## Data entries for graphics
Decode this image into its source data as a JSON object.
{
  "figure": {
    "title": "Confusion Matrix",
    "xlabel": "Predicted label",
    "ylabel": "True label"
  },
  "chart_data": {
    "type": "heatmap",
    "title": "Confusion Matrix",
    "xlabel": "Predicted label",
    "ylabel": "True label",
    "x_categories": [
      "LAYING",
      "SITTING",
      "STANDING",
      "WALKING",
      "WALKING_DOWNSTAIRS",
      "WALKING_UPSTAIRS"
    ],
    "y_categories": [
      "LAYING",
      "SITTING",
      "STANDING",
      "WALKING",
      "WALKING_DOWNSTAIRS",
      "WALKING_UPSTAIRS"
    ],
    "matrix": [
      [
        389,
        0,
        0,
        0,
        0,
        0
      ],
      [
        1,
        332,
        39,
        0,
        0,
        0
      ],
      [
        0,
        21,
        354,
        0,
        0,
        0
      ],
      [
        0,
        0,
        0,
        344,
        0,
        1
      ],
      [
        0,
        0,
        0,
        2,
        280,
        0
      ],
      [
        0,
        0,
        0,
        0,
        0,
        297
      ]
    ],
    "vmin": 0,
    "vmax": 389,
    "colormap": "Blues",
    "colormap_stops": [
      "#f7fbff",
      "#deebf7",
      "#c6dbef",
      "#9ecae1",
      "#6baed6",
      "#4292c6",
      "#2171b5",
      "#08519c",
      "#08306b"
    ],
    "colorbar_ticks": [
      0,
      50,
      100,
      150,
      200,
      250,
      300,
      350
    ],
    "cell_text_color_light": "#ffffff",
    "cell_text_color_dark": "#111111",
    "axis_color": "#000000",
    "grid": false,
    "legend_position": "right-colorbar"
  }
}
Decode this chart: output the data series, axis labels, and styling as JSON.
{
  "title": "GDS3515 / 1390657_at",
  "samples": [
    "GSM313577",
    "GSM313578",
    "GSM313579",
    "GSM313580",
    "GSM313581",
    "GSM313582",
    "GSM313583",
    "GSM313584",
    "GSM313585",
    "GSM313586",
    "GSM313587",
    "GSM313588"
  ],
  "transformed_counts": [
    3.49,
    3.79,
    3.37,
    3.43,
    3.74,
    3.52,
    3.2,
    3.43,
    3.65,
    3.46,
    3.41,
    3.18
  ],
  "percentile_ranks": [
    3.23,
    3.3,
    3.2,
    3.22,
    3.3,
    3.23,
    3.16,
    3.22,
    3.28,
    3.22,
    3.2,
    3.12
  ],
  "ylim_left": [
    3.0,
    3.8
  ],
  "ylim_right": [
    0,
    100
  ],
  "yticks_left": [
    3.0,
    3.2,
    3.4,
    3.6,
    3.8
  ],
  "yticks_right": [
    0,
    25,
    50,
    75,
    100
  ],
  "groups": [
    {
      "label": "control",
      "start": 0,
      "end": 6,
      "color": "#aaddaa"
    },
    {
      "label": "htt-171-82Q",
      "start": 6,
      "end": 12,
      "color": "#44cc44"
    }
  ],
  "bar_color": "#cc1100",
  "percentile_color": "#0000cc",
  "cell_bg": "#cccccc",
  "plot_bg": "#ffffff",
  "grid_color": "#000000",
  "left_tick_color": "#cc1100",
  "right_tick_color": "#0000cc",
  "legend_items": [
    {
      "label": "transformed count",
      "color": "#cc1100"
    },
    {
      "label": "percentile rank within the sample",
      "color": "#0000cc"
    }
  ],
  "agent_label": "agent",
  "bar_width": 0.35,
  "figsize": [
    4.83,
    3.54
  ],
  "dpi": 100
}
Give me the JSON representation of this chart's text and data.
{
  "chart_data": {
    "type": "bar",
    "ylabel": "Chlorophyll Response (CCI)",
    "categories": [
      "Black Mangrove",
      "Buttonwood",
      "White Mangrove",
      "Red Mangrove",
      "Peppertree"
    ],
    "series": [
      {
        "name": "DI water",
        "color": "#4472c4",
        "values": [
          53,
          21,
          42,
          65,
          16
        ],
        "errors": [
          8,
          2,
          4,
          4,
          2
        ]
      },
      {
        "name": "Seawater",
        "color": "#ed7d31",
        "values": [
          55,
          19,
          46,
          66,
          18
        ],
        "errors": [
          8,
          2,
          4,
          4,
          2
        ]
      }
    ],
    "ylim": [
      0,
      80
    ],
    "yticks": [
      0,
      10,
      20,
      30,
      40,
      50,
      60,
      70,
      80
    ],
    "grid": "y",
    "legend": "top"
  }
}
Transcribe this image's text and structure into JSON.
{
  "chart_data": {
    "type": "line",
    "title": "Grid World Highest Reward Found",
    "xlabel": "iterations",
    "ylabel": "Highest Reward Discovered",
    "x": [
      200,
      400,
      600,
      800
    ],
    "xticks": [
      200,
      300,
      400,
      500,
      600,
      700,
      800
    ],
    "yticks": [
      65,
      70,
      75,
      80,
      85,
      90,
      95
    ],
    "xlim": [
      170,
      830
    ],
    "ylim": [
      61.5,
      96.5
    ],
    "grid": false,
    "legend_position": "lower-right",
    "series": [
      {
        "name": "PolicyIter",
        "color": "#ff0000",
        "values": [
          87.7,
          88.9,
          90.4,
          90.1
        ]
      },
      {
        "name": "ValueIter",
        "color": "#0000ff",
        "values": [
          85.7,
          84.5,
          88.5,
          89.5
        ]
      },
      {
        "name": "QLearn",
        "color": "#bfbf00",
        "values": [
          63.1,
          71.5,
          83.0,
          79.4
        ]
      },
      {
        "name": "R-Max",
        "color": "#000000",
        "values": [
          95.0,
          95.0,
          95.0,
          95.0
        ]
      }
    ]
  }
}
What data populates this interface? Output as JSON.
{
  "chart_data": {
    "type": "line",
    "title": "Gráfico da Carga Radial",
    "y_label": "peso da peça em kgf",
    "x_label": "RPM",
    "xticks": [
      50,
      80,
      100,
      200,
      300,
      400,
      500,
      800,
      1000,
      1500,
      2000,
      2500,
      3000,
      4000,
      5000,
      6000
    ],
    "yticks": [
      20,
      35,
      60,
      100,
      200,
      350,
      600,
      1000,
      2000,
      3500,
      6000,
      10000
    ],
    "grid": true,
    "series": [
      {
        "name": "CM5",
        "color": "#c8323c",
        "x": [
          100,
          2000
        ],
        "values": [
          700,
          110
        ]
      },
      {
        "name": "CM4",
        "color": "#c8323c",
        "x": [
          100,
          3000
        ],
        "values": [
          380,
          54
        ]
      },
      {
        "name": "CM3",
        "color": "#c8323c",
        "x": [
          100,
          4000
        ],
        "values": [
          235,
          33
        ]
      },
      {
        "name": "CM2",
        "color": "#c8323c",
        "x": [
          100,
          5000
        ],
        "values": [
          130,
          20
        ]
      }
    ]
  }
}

## WORK REQUIRED
Check each line above for "name" and return the ones that have it.

## EXERCISE OUTPUT
        "name": "DI water",
        "name": "Seawater",
        "name": "PolicyIter",
        "name": "ValueIter",
        "name": "QLearn",
        "name": "R-Max",
        "name": "CM5",
        "name": "CM4",
        "name": "CM3",
        "name": "CM2",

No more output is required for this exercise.